**WHAT YOU NEED TO DO:** Write every entry out again exactly, please, and skip the pictures.

========================================

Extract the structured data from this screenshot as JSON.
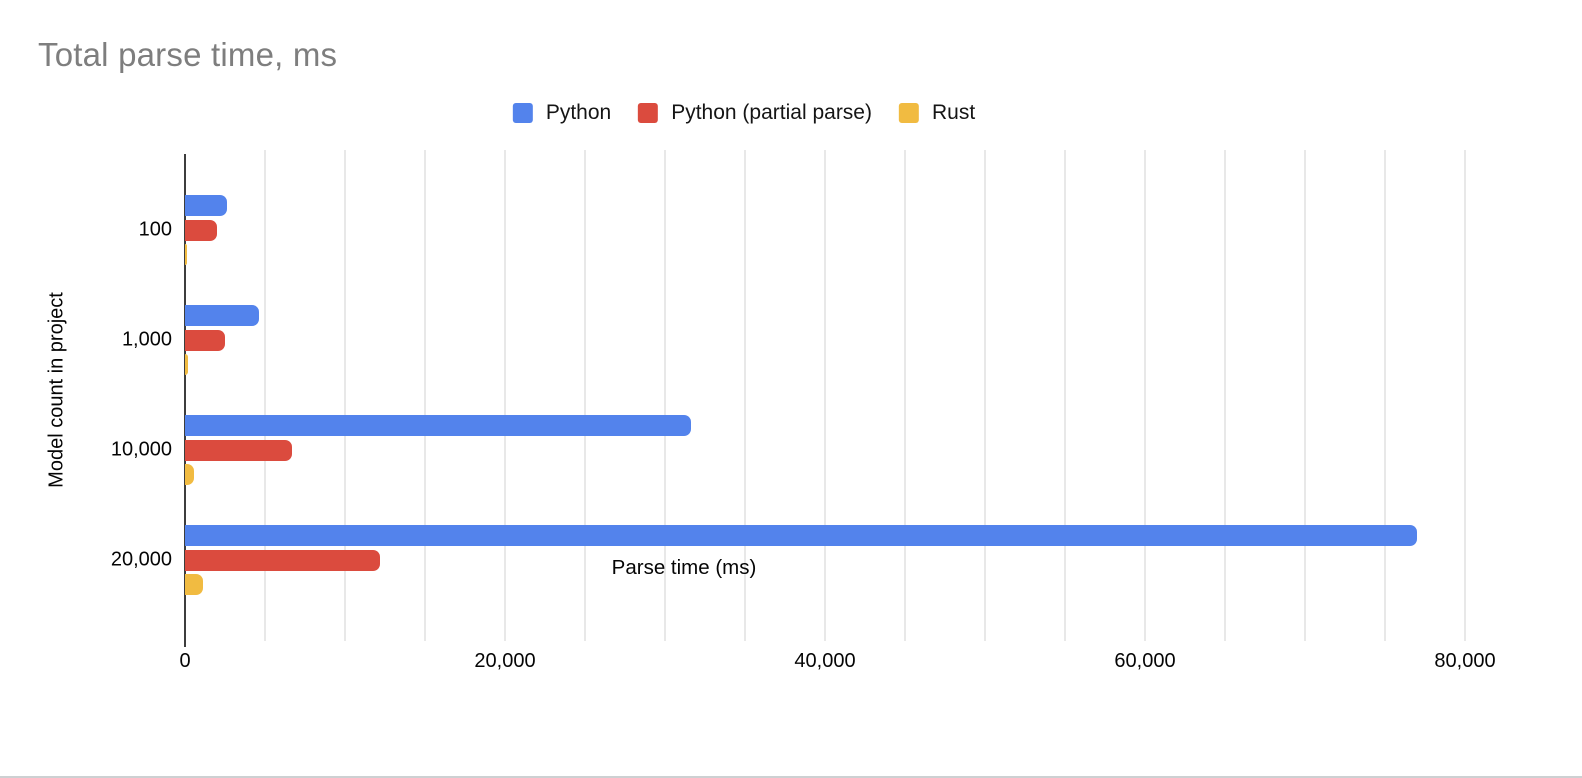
{
  "chart_data": {
    "type": "bar",
    "orientation": "horizontal",
    "title": "Total parse time, ms",
    "xlabel": "Parse time (ms)",
    "ylabel": "Model count in project",
    "categories": [
      "100",
      "1,000",
      "10,000",
      "20,000"
    ],
    "series": [
      {
        "name": "Python",
        "color": "#5383EC",
        "values": [
          2600,
          4600,
          31600,
          77000
        ]
      },
      {
        "name": "Python (partial parse)",
        "color": "#DB4B3E",
        "values": [
          2000,
          2500,
          6700,
          12200
        ]
      },
      {
        "name": "Rust",
        "color": "#F1BB41",
        "values": [
          130,
          160,
          560,
          1100
        ]
      }
    ],
    "x_axis": {
      "min": 0,
      "max": 85500,
      "tick_step": 20000,
      "tick_labels": [
        "0",
        "20,000",
        "40,000",
        "60,000",
        "80,000"
      ],
      "grid_step": 5000,
      "grid_max": 80000
    },
    "legend_position": "top-center",
    "grid": true
  },
  "style": {
    "title_color": "#7e7e7e",
    "axis_line_color": "#3d3d3d",
    "gridline_color": "#e8e8e8",
    "text_color": "#050505",
    "background": "#ffffff"
  }
}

========================================

**FULL ANSWER:**
Extract the structured data from this screenshot as JSON.
{
  "chart_data": {
    "type": "bar",
    "orientation": "horizontal",
    "title": "Total parse time, ms",
    "xlabel": "Parse time (ms)",
    "ylabel": "Model count in project",
    "categories": [
      "100",
      "1,000",
      "10,000",
      "20,000"
    ],
    "series": [
      {
        "name": "Python",
        "color": "#5383EC",
        "values": [
          2600,
          4600,
          31600,
          77000
        ]
      },
      {
        "name": "Python (partial parse)",
        "color": "#DB4B3E",
        "values": [
          2000,
          2500,
          6700,
          12200
        ]
      },
      {
        "name": "Rust",
        "color": "#F1BB41",
        "values": [
          130,
          160,
          560,
          1100
        ]
      }
    ],
    "x_axis": {
      "min": 0,
      "max": 85500,
      "tick_step": 20000,
      "tick_labels": [
        "0",
        "20,000",
        "40,000",
        "60,000",
        "80,000"
      ],
      "grid_step": 5000,
      "grid_max": 80000
    },
    "legend_position": "top-center",
    "grid": true
  },
  "style": {
    "title_color": "#7e7e7e",
    "axis_line_color": "#3d3d3d",
    "gridline_color": "#e8e8e8",
    "text_color": "#050505",
    "background": "#ffffff"
  }
}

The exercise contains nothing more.